#### PROBLEM TO WORK ON
Omit all images, then return the remaining material exactly as it stands.
-- begin EXERCISE DATA --
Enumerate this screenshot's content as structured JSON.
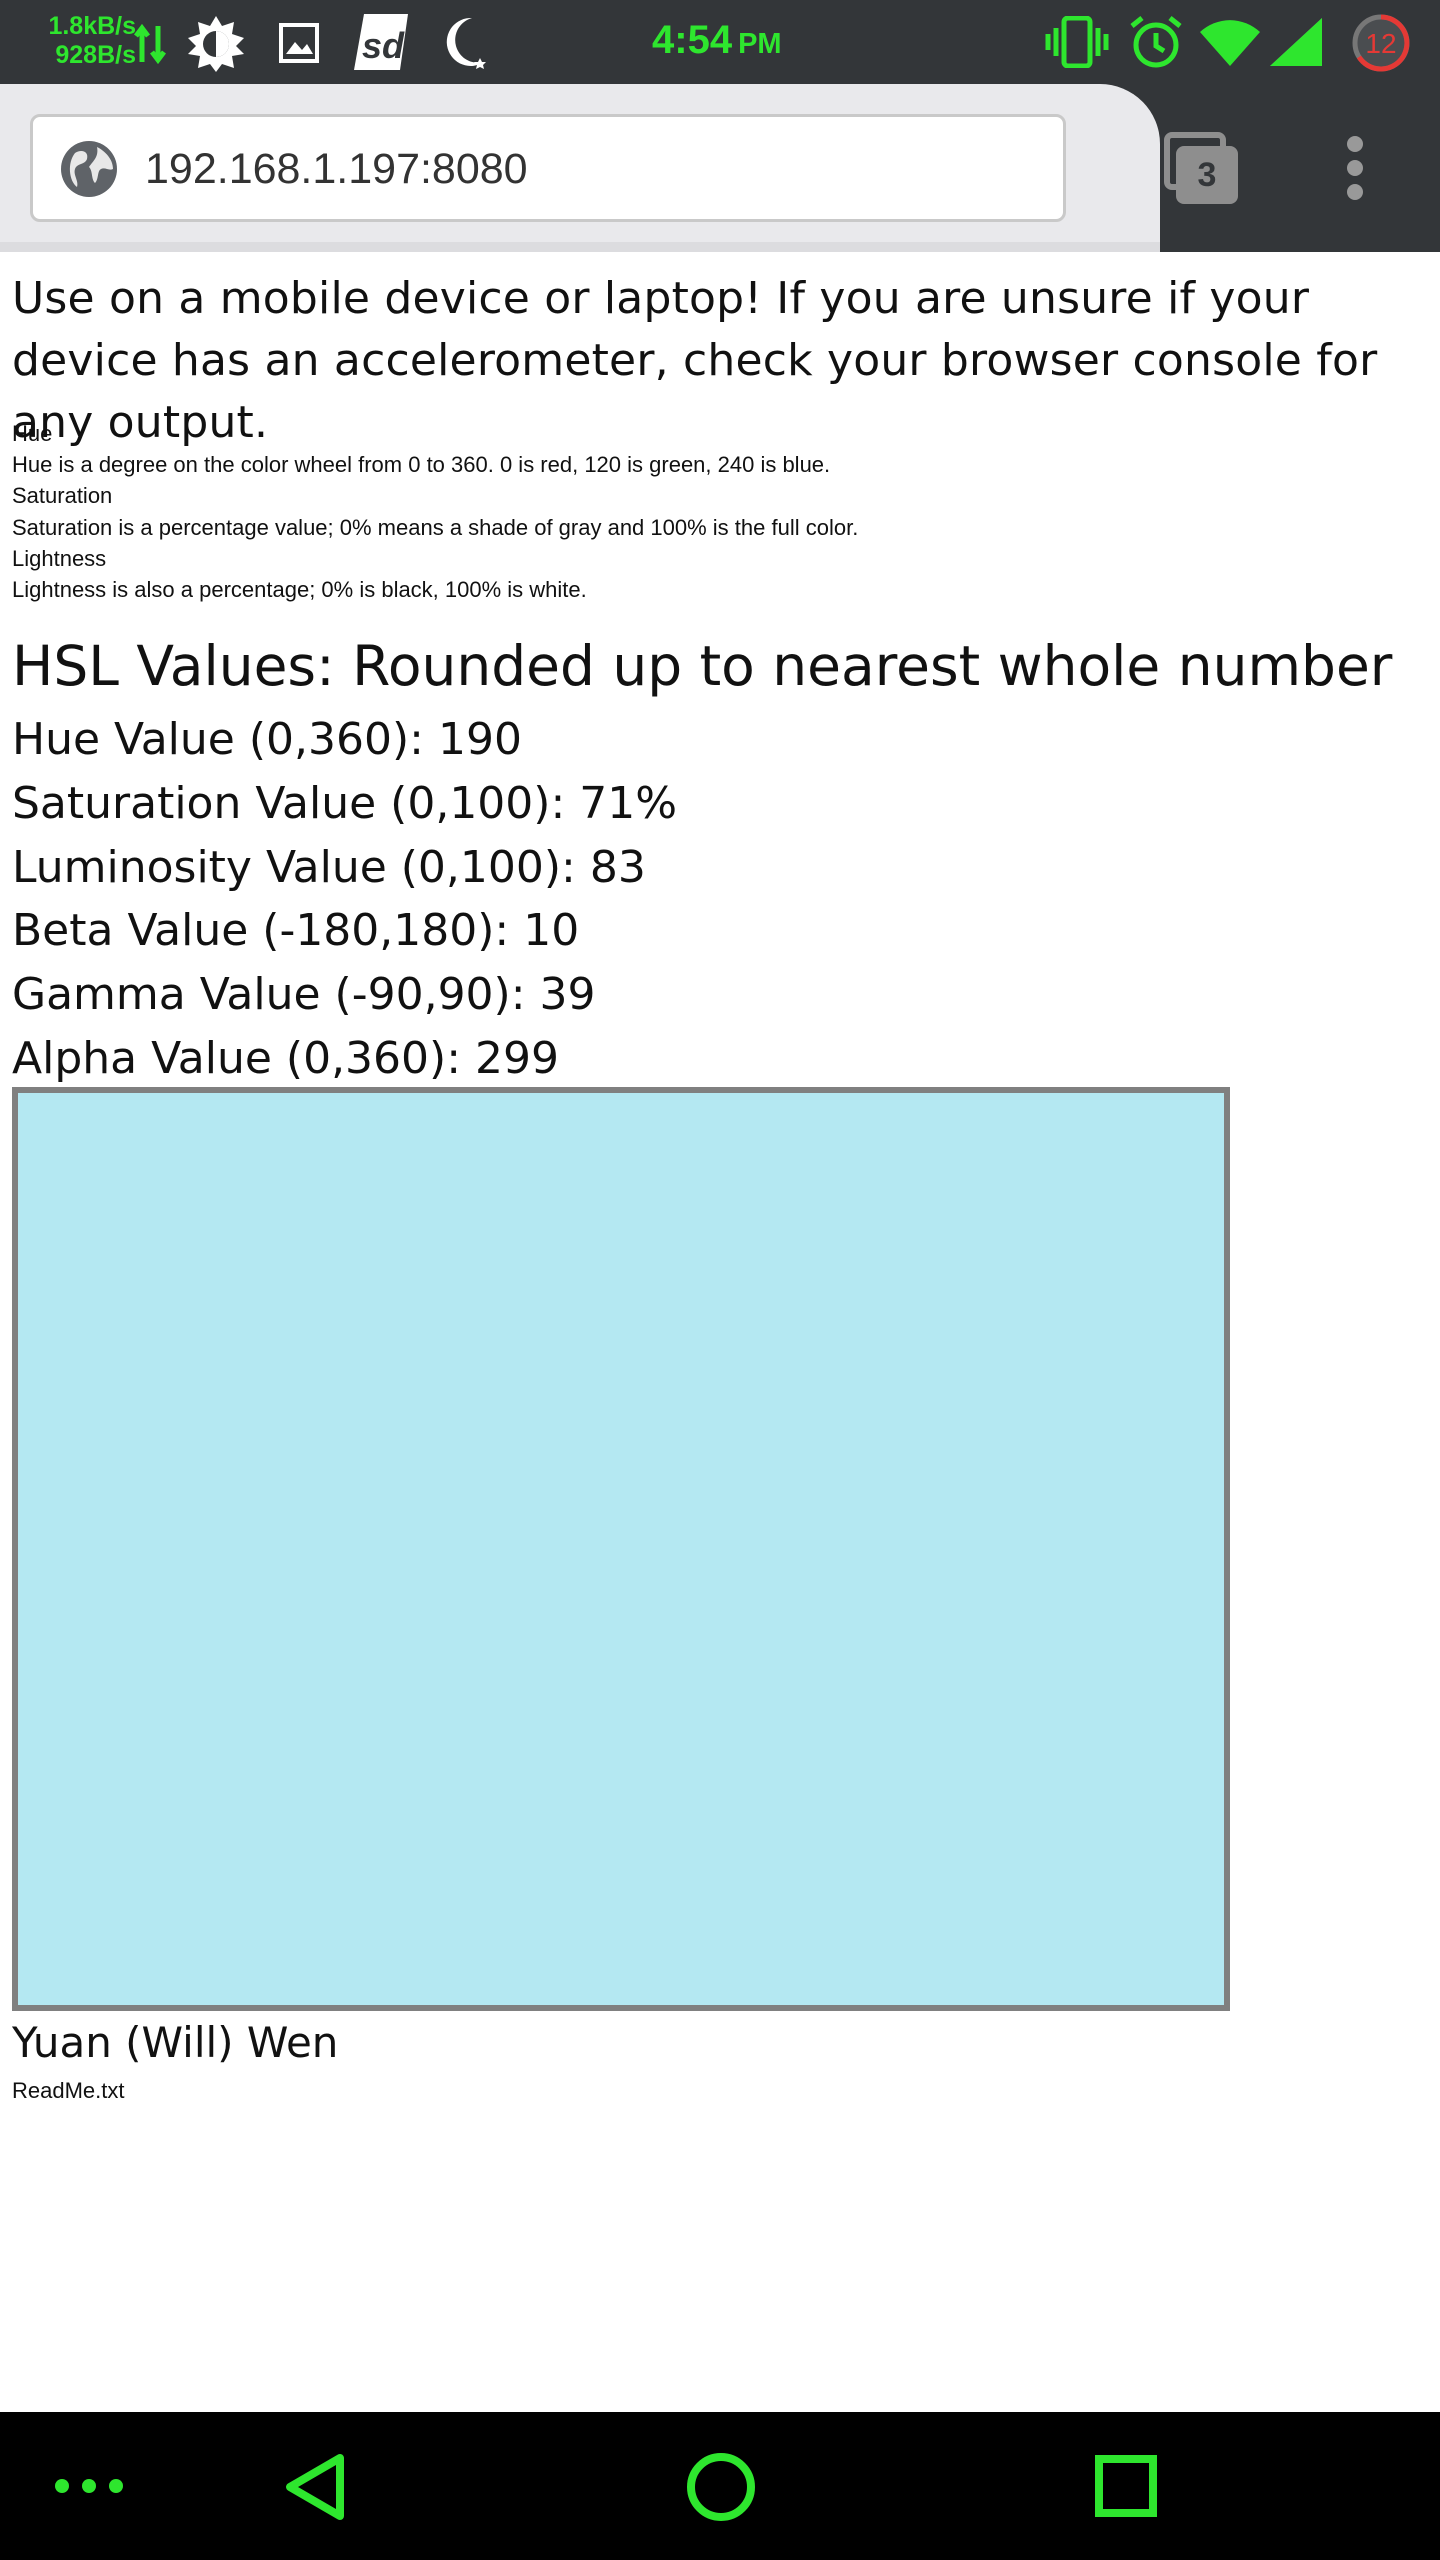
{
  "status_bar": {
    "net_up": "1.8kB/s",
    "net_down": "928B/s",
    "time": "4:54",
    "ampm": "PM",
    "notification_count": "12",
    "accent_color": "#2ee62e",
    "icons": [
      "data-transfer-icon",
      "brightness-icon",
      "image-icon",
      "sd-icon",
      "moon-icon",
      "vibrate-icon",
      "alarm-icon",
      "wifi-icon",
      "cell-signal-icon",
      "notification-badge-icon"
    ]
  },
  "browser": {
    "url": "192.168.1.197:8080",
    "tab_count": "3",
    "icons": [
      "globe-icon",
      "tabs-icon",
      "overflow-menu-icon"
    ]
  },
  "page": {
    "intro": "Use on a mobile device or laptop! If you are unsure if your device has an accelerometer, check your browser console for any output.",
    "definitions": [
      {
        "term": "Hue",
        "description": "Hue is a degree on the color wheel from 0 to 360. 0 is red, 120 is green, 240 is blue."
      },
      {
        "term": "Saturation",
        "description": "Saturation is a percentage value; 0% means a shade of gray and 100% is the full color."
      },
      {
        "term": "Lightness",
        "description": "Lightness is also a percentage; 0% is black, 100% is white."
      }
    ],
    "heading": "HSL Values: Rounded up to nearest whole number",
    "values": [
      "Hue Value (0,360): 190",
      "Saturation Value (0,100): 71%",
      "Luminosity Value (0,100): 83",
      "Beta Value (-180,180): 10",
      "Gamma Value (-90,90): 39",
      "Alpha Value (0,360): 299"
    ],
    "swatch_color": "#b4e8f2",
    "author": "Yuan (Will) Wen",
    "readme_link": "ReadMe.txt"
  },
  "nav_bar": {
    "color": "#2ee62e",
    "icons": [
      "more-icon",
      "back-icon",
      "home-icon",
      "recents-icon"
    ]
  }
}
-- end EXERCISE DATA --
#### EXPECTED ANSWER
Enumerate this screenshot's content as structured JSON.
{
  "status_bar": {
    "net_up": "1.8kB/s",
    "net_down": "928B/s",
    "time": "4:54",
    "ampm": "PM",
    "notification_count": "12",
    "accent_color": "#2ee62e",
    "icons": [
      "data-transfer-icon",
      "brightness-icon",
      "image-icon",
      "sd-icon",
      "moon-icon",
      "vibrate-icon",
      "alarm-icon",
      "wifi-icon",
      "cell-signal-icon",
      "notification-badge-icon"
    ]
  },
  "browser": {
    "url": "192.168.1.197:8080",
    "tab_count": "3",
    "icons": [
      "globe-icon",
      "tabs-icon",
      "overflow-menu-icon"
    ]
  },
  "page": {
    "intro": "Use on a mobile device or laptop! If you are unsure if your device has an accelerometer, check your browser console for any output.",
    "definitions": [
      {
        "term": "Hue",
        "description": "Hue is a degree on the color wheel from 0 to 360. 0 is red, 120 is green, 240 is blue."
      },
      {
        "term": "Saturation",
        "description": "Saturation is a percentage value; 0% means a shade of gray and 100% is the full color."
      },
      {
        "term": "Lightness",
        "description": "Lightness is also a percentage; 0% is black, 100% is white."
      }
    ],
    "heading": "HSL Values: Rounded up to nearest whole number",
    "values": [
      "Hue Value (0,360): 190",
      "Saturation Value (0,100): 71%",
      "Luminosity Value (0,100): 83",
      "Beta Value (-180,180): 10",
      "Gamma Value (-90,90): 39",
      "Alpha Value (0,360): 299"
    ],
    "swatch_color": "#b4e8f2",
    "author": "Yuan (Will) Wen",
    "readme_link": "ReadMe.txt"
  },
  "nav_bar": {
    "color": "#2ee62e",
    "icons": [
      "more-icon",
      "back-icon",
      "home-icon",
      "recents-icon"
    ]
  }
}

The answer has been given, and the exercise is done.